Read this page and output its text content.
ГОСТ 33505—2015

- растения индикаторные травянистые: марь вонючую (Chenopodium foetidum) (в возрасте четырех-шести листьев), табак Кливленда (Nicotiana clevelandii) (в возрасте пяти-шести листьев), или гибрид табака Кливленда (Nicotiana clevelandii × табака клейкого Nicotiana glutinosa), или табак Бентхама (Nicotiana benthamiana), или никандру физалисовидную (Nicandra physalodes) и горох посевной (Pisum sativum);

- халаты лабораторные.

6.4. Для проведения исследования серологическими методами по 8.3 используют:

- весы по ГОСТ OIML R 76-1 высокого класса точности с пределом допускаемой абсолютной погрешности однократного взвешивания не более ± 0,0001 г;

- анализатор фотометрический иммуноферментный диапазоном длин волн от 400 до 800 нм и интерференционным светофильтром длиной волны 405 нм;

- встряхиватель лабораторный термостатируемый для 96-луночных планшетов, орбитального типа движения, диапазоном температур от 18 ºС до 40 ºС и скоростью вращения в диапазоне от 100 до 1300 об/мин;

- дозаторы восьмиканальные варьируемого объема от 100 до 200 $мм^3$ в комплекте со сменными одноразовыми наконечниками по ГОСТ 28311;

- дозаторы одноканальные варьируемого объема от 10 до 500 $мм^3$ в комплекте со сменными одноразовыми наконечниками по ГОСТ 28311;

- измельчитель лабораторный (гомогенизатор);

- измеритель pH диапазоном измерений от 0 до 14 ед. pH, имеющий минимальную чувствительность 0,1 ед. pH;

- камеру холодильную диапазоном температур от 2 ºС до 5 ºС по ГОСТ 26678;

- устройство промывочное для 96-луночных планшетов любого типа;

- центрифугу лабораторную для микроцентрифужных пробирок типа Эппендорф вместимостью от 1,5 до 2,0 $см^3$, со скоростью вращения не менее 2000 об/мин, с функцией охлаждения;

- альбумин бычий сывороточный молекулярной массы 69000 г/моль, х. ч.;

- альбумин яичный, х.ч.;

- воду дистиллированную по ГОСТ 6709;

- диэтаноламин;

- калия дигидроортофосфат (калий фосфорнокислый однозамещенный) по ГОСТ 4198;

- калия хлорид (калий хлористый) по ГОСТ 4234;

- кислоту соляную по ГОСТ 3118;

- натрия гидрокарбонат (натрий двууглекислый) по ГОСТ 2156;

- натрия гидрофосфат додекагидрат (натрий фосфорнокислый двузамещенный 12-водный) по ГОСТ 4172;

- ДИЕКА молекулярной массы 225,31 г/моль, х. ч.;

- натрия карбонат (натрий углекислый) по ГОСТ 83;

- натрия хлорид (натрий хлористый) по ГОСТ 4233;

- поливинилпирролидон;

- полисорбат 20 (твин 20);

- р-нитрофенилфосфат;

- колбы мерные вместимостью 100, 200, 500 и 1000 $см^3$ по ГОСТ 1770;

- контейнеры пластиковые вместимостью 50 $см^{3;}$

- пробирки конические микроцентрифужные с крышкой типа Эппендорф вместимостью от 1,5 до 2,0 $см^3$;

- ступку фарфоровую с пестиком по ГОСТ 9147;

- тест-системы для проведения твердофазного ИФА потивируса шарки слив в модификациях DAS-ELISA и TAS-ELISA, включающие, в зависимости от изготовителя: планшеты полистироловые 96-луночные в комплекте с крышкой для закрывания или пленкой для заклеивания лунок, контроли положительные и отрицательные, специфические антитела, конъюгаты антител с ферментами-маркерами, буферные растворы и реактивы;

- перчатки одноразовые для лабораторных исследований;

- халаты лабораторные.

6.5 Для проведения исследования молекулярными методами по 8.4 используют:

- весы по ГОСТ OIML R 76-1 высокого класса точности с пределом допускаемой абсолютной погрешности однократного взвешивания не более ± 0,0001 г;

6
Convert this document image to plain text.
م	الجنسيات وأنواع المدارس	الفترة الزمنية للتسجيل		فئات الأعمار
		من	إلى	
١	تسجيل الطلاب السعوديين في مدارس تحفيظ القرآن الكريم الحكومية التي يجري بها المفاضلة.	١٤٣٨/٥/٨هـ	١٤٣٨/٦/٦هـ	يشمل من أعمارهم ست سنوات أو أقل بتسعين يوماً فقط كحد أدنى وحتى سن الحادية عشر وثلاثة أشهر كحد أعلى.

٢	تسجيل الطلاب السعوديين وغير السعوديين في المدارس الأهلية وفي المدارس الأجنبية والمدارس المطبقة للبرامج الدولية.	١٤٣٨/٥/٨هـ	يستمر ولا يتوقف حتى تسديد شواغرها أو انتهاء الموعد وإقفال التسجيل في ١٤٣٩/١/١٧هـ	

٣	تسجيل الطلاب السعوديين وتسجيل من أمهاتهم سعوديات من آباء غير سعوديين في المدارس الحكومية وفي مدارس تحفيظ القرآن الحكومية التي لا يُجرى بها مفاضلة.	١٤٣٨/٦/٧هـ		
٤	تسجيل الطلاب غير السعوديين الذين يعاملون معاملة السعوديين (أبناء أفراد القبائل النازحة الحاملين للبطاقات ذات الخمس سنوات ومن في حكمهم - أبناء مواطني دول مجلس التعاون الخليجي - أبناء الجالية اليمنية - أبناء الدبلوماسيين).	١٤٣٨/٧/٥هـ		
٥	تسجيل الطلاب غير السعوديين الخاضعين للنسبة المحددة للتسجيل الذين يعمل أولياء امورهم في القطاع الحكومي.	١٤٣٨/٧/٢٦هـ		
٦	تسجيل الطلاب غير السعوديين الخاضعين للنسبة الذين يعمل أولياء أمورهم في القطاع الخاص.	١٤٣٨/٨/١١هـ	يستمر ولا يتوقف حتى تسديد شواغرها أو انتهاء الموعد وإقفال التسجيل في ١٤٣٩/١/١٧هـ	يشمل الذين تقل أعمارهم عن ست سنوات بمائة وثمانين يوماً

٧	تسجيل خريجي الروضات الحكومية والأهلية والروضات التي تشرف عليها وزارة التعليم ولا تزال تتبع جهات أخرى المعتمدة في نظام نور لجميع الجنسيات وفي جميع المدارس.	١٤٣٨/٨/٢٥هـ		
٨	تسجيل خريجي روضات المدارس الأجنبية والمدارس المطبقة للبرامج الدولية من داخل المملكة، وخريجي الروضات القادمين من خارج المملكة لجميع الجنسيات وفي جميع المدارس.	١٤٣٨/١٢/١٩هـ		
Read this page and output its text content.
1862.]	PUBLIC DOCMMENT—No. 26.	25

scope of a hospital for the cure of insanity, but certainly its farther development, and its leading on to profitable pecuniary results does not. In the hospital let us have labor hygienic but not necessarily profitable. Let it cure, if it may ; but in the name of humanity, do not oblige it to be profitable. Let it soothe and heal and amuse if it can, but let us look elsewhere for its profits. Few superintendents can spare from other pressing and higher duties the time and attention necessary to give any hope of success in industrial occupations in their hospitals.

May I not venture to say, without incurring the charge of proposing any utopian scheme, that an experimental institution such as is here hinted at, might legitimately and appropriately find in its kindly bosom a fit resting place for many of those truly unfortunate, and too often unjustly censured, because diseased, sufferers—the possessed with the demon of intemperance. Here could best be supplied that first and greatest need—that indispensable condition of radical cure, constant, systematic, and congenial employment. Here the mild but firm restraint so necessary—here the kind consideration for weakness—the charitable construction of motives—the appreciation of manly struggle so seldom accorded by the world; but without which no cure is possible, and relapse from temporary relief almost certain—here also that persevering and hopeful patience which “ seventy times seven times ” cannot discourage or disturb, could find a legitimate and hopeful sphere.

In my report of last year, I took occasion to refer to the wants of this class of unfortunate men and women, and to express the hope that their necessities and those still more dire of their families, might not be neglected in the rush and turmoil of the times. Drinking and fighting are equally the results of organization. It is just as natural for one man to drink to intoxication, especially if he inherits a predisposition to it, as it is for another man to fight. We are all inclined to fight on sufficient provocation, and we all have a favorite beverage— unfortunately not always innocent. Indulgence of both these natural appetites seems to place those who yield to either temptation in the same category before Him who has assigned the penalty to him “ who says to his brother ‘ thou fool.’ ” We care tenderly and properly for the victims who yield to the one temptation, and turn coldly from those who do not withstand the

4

----------

Instruction:
Return every line from the records above that holds the word "والمدارس".

Exercise response:
٢	تسجيل الطلاب السعوديين وغير السعوديين في المدارس الأهلية وفي المدارس الأجنبية والمدارس المطبقة للبرامج الدولية.	١٤٣٨/٥/٨هـ	يستمر ولا يتوقف حتى تسديد شواغرها أو انتهاء الموعد وإقفال التسجيل في ١٤٣٩/١/١٧هـ	
٨	تسجيل خريجي روضات المدارس الأجنبية والمدارس المطبقة للبرامج الدولية من داخل المملكة، وخريجي الروضات القادمين من خارج المملكة لجميع الجنسيات وفي جميع المدارس.	١٤٣٨/١٢/١٩هـ		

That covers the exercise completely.